Labeled region entries:

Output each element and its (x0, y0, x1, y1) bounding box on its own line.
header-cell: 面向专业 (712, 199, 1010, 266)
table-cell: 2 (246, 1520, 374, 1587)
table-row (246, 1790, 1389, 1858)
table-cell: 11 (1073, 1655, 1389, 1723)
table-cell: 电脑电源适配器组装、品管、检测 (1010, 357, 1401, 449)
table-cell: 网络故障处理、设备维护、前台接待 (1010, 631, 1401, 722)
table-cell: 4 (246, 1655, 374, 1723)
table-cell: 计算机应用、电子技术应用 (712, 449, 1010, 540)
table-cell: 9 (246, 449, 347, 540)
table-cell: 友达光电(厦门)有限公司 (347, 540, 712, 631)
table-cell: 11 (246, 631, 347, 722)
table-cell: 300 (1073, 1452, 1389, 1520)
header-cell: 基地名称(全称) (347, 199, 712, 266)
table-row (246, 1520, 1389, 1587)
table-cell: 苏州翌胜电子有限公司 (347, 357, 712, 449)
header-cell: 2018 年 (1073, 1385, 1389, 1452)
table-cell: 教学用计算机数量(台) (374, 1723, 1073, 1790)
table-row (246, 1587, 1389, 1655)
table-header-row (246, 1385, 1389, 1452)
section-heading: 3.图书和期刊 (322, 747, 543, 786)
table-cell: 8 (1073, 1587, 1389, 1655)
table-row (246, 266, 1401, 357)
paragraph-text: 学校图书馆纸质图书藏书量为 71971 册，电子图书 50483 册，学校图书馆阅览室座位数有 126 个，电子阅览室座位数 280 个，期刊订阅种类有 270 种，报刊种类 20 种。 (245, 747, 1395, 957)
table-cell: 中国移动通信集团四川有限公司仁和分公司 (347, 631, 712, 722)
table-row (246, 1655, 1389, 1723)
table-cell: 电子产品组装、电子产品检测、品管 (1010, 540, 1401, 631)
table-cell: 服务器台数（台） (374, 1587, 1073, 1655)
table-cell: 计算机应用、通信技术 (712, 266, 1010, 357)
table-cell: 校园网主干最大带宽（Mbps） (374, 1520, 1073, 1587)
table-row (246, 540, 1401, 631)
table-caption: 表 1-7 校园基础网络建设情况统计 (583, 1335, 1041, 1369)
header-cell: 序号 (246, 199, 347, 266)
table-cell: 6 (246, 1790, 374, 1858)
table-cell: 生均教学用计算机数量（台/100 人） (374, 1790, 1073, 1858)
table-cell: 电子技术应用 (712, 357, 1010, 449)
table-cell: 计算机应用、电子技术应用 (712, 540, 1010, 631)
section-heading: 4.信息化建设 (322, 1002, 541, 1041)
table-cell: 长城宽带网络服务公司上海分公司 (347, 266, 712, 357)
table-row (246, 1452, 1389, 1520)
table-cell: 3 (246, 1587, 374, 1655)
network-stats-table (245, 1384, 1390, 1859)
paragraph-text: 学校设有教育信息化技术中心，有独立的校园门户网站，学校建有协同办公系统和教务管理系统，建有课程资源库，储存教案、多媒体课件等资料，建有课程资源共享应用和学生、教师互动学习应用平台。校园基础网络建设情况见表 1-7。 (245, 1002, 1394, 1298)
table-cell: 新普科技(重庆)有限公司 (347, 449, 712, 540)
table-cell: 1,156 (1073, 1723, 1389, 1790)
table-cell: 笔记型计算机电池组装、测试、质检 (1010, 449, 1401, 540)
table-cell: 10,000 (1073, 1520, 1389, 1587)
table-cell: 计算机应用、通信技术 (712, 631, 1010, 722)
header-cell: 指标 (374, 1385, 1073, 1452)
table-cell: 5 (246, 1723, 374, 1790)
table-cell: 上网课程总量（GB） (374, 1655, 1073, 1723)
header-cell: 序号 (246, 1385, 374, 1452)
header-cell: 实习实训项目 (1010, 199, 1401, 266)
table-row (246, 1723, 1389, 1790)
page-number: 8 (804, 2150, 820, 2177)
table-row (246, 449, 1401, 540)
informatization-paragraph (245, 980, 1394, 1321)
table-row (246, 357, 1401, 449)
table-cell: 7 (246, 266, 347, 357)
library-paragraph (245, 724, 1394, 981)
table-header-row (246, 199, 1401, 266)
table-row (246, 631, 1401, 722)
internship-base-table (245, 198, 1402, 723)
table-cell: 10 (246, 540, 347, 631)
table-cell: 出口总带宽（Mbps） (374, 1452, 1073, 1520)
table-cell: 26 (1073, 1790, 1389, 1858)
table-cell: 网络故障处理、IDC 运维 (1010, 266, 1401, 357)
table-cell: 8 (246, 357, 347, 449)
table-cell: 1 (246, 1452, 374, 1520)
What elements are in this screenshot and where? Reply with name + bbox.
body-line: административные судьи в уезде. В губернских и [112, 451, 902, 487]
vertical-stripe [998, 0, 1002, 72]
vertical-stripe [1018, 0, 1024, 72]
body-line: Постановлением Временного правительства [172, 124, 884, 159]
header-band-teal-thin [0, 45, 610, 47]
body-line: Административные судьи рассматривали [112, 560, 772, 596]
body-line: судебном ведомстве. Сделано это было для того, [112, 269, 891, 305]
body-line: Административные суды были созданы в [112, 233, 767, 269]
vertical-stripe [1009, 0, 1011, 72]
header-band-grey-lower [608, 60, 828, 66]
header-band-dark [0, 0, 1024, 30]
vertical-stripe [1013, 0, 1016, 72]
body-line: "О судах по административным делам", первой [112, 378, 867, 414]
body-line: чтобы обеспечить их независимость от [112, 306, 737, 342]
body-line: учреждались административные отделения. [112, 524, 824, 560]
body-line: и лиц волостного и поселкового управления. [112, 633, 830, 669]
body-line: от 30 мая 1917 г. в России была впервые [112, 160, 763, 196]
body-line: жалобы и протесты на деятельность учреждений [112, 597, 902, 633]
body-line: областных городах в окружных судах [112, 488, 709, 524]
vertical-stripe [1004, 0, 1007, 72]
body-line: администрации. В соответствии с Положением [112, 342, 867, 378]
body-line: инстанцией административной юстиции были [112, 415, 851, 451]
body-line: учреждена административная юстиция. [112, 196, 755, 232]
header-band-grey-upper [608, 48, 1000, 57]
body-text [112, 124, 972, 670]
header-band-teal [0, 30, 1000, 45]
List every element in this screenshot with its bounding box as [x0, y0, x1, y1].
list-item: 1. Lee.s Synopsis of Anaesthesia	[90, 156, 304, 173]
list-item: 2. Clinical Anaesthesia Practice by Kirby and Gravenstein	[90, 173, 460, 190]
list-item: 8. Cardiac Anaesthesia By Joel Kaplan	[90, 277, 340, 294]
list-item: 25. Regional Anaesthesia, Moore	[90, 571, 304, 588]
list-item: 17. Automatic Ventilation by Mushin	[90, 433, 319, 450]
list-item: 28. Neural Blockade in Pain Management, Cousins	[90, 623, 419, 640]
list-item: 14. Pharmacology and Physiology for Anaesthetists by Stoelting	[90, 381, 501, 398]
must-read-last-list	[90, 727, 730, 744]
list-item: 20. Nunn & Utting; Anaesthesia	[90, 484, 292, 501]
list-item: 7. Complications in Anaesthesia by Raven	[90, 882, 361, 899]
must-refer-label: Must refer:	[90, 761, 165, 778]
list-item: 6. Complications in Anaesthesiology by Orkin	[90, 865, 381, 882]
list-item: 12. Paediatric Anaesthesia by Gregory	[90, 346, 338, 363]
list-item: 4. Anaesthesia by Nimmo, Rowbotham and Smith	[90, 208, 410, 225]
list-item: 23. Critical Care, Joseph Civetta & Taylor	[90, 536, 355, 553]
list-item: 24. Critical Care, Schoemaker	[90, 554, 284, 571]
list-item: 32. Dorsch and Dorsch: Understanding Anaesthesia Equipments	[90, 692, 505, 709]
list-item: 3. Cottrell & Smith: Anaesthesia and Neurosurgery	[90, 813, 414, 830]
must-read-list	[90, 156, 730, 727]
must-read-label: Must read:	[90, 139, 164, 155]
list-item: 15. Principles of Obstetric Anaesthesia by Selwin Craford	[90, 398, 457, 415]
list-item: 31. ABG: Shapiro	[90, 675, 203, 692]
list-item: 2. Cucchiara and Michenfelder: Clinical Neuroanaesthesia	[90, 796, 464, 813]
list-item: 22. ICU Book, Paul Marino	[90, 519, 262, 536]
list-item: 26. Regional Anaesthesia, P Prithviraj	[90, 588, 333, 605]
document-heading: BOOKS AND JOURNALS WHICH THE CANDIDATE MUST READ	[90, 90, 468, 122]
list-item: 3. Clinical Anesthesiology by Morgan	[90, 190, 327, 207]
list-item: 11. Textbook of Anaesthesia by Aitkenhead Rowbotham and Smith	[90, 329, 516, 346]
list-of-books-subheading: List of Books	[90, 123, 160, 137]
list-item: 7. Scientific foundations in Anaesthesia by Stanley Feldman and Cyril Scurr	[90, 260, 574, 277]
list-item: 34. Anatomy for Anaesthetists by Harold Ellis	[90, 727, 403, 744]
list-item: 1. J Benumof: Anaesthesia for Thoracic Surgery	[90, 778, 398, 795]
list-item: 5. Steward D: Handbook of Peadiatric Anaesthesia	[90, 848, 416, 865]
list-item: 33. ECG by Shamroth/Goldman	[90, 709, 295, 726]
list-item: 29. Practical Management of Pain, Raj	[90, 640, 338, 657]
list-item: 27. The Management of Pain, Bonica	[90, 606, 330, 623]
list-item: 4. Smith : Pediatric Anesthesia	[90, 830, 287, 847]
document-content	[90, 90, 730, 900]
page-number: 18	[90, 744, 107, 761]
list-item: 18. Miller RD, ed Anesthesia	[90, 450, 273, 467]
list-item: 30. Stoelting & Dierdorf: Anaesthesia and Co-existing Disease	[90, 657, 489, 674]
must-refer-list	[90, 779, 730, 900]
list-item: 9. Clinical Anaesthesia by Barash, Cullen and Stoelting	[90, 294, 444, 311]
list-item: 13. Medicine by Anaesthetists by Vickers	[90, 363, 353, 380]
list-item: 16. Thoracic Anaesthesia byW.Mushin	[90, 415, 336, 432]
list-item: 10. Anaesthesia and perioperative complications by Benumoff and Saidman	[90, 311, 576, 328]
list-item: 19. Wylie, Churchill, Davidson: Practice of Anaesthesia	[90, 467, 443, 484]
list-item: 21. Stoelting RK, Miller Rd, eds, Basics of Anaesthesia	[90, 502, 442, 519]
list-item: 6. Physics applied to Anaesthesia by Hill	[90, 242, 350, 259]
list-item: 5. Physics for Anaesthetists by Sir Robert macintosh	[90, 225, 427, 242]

◆ GIVEN EXERCISE ◆
Determine how many lines of the records contain the string "Mbps", with case counting. Give only the number.

◆ EXERCISE ANSWER ◆
2